• _WHAT IS EXPECTED_
State how many lines in these records contain the word "name", and nothing else.

• _EXTRACTED RECORDS_
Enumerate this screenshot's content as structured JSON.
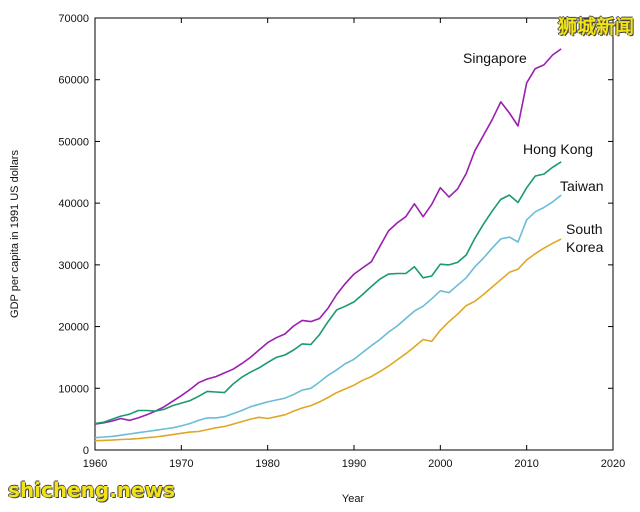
{
  "watermarks": {
    "top_right": "狮城新闻",
    "bottom_left": "shicheng.news"
  },
  "chart_data": {
    "type": "line",
    "title": "",
    "xlabel": "Year",
    "ylabel": "GDP per capita in 1991 US dollars",
    "xlim": [
      1960,
      2020
    ],
    "ylim": [
      0,
      70000
    ],
    "xticks": [
      1960,
      1970,
      1980,
      1990,
      2000,
      2010,
      2020
    ],
    "yticks": [
      0,
      10000,
      20000,
      30000,
      40000,
      50000,
      60000,
      70000
    ],
    "grid": false,
    "legend": "inline labels at line ends",
    "series": [
      {
        "name": "Singapore",
        "color": "#9b1fb0",
        "x": [
          1960,
          1961,
          1962,
          1963,
          1964,
          1965,
          1966,
          1967,
          1968,
          1969,
          1970,
          1971,
          1972,
          1973,
          1974,
          1975,
          1976,
          1977,
          1978,
          1979,
          1980,
          1981,
          1982,
          1983,
          1984,
          1985,
          1986,
          1987,
          1988,
          1989,
          1990,
          1991,
          1992,
          1993,
          1994,
          1995,
          1996,
          1997,
          1998,
          1999,
          2000,
          2001,
          2002,
          2003,
          2004,
          2005,
          2006,
          2007,
          2008,
          2009,
          2010,
          2011,
          2012,
          2013,
          2014
        ],
        "y": [
          4200,
          4400,
          4700,
          5100,
          4800,
          5200,
          5700,
          6300,
          7000,
          7900,
          8800,
          9800,
          10900,
          11500,
          11900,
          12500,
          13100,
          14000,
          15000,
          16200,
          17400,
          18200,
          18800,
          20100,
          21000,
          20800,
          21300,
          23000,
          25200,
          27000,
          28500,
          29500,
          30500,
          33000,
          35500,
          36800,
          37800,
          39900,
          37800,
          39800,
          42500,
          41000,
          42300,
          44800,
          48500,
          51000,
          53500,
          56400,
          54600,
          52500,
          59500,
          61800,
          62400,
          64000,
          65000
        ]
      },
      {
        "name": "Hong Kong",
        "color": "#1a9a70",
        "x": [
          1960,
          1961,
          1962,
          1963,
          1964,
          1965,
          1966,
          1967,
          1968,
          1969,
          1970,
          1971,
          1972,
          1973,
          1974,
          1975,
          1976,
          1977,
          1978,
          1979,
          1980,
          1981,
          1982,
          1983,
          1984,
          1985,
          1986,
          1987,
          1988,
          1989,
          1990,
          1991,
          1992,
          1993,
          1994,
          1995,
          1996,
          1997,
          1998,
          1999,
          2000,
          2001,
          2002,
          2003,
          2004,
          2005,
          2006,
          2007,
          2008,
          2009,
          2010,
          2011,
          2012,
          2013,
          2014
        ],
        "y": [
          4300,
          4500,
          5000,
          5500,
          5800,
          6400,
          6400,
          6300,
          6600,
          7200,
          7600,
          8000,
          8700,
          9500,
          9400,
          9300,
          10700,
          11800,
          12600,
          13300,
          14200,
          15000,
          15400,
          16200,
          17200,
          17100,
          18700,
          20800,
          22700,
          23300,
          24000,
          25200,
          26500,
          27700,
          28500,
          28600,
          28600,
          29700,
          27900,
          28200,
          30100,
          30000,
          30400,
          31600,
          34300,
          36600,
          38700,
          40600,
          41300,
          40100,
          42500,
          44400,
          44700,
          45800,
          46700
        ]
      },
      {
        "name": "Taiwan",
        "color": "#6bbcd8",
        "x": [
          1960,
          1961,
          1962,
          1963,
          1964,
          1965,
          1966,
          1967,
          1968,
          1969,
          1970,
          1971,
          1972,
          1973,
          1974,
          1975,
          1976,
          1977,
          1978,
          1979,
          1980,
          1981,
          1982,
          1983,
          1984,
          1985,
          1986,
          1987,
          1988,
          1989,
          1990,
          1991,
          1992,
          1993,
          1994,
          1995,
          1996,
          1997,
          1998,
          1999,
          2000,
          2001,
          2002,
          2003,
          2004,
          2005,
          2006,
          2007,
          2008,
          2009,
          2010,
          2011,
          2012,
          2013,
          2014
        ],
        "y": [
          2000,
          2100,
          2200,
          2400,
          2600,
          2800,
          3000,
          3200,
          3400,
          3600,
          3900,
          4300,
          4800,
          5200,
          5200,
          5400,
          5900,
          6400,
          7000,
          7400,
          7800,
          8100,
          8400,
          9000,
          9700,
          10000,
          11000,
          12100,
          13000,
          14000,
          14700,
          15800,
          16900,
          17900,
          19100,
          20100,
          21300,
          22500,
          23300,
          24500,
          25800,
          25500,
          26700,
          27900,
          29700,
          31100,
          32700,
          34200,
          34500,
          33700,
          37300,
          38600,
          39300,
          40200,
          41300
        ]
      },
      {
        "name": "South Korea",
        "color": "#e0a822",
        "x": [
          1960,
          1961,
          1962,
          1963,
          1964,
          1965,
          1966,
          1967,
          1968,
          1969,
          1970,
          1971,
          1972,
          1973,
          1974,
          1975,
          1976,
          1977,
          1978,
          1979,
          1980,
          1981,
          1982,
          1983,
          1984,
          1985,
          1986,
          1987,
          1988,
          1989,
          1990,
          1991,
          1992,
          1993,
          1994,
          1995,
          1996,
          1997,
          1998,
          1999,
          2000,
          2001,
          2002,
          2003,
          2004,
          2005,
          2006,
          2007,
          2008,
          2009,
          2010,
          2011,
          2012,
          2013,
          2014
        ],
        "y": [
          1500,
          1550,
          1600,
          1700,
          1750,
          1850,
          2000,
          2100,
          2300,
          2500,
          2700,
          2900,
          3000,
          3300,
          3600,
          3800,
          4200,
          4600,
          5000,
          5300,
          5100,
          5400,
          5700,
          6300,
          6800,
          7200,
          7800,
          8500,
          9300,
          9900,
          10500,
          11300,
          11900,
          12700,
          13600,
          14600,
          15600,
          16700,
          17900,
          17600,
          19400,
          20800,
          22000,
          23400,
          24100,
          25200,
          26400,
          27600,
          28800,
          29300,
          30800,
          31800,
          32700,
          33500,
          34200
        ]
      }
    ],
    "labels": [
      {
        "text": "Singapore"
      },
      {
        "text": "Hong Kong"
      },
      {
        "text": "Taiwan"
      },
      {
        "text": "South"
      },
      {
        "text": "Korea"
      }
    ]
  }
}
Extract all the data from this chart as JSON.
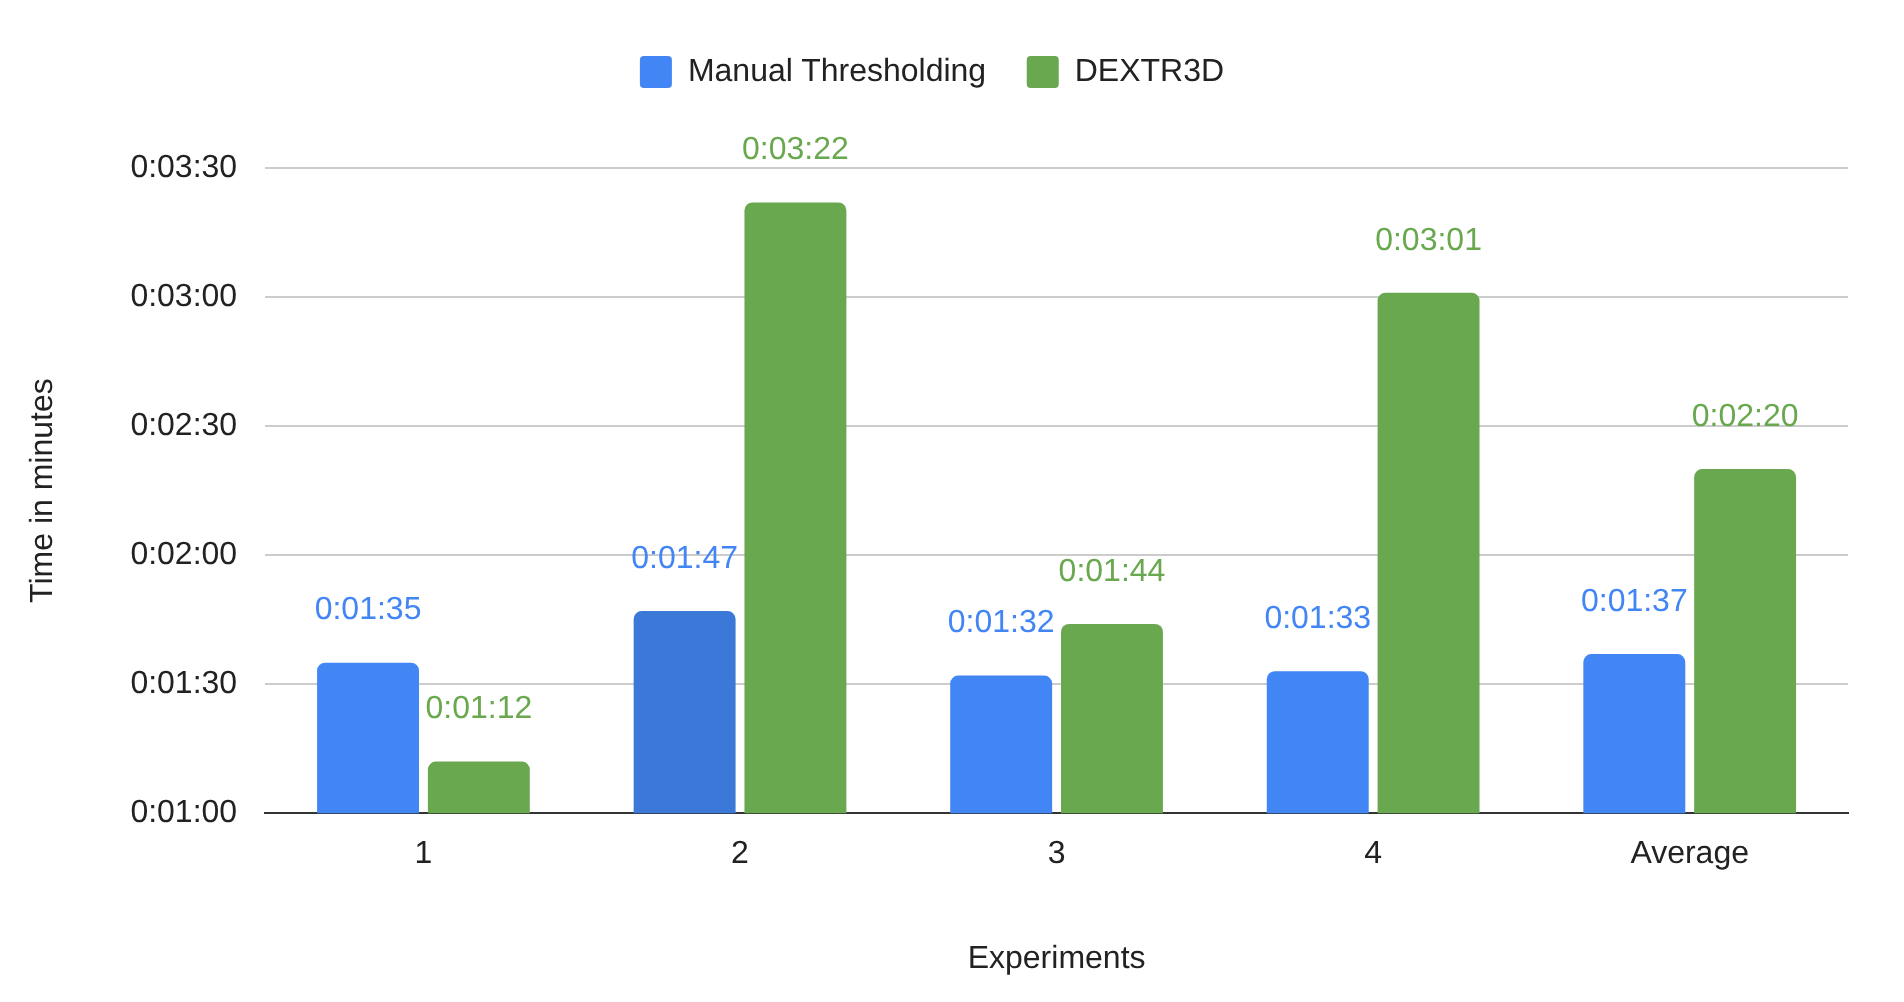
{
  "chart_data": {
    "type": "bar",
    "xlabel": "Experiments",
    "ylabel": "Time in minutes",
    "categories": [
      "1",
      "2",
      "3",
      "4",
      "Average"
    ],
    "series": [
      {
        "name": "Manual Thresholding",
        "color": "#4285f4",
        "colors": [
          "#4285f4",
          "#3c78d8",
          "#4285f4",
          "#4285f4",
          "#4285f4"
        ],
        "values": [
          95,
          107,
          92,
          93,
          97
        ],
        "value_labels": [
          "0:01:35",
          "0:01:47",
          "0:01:32",
          "0:01:33",
          "0:01:37"
        ]
      },
      {
        "name": "DEXTR3D",
        "color": "#6aa84f",
        "values": [
          72,
          202,
          104,
          181,
          140
        ],
        "value_labels": [
          "0:01:12",
          "0:03:22",
          "0:01:44",
          "0:03:01",
          "0:02:20"
        ]
      }
    ],
    "ylim": [
      60,
      210
    ],
    "yticks": [
      {
        "value": 60,
        "label": "0:01:00"
      },
      {
        "value": 90,
        "label": "0:01:30"
      },
      {
        "value": 120,
        "label": "0:02:00"
      },
      {
        "value": 150,
        "label": "0:02:30"
      },
      {
        "value": 180,
        "label": "0:03:00"
      },
      {
        "value": 210,
        "label": "0:03:30"
      }
    ],
    "grid": "y",
    "legend": "top"
  }
}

• _ANSWER_
6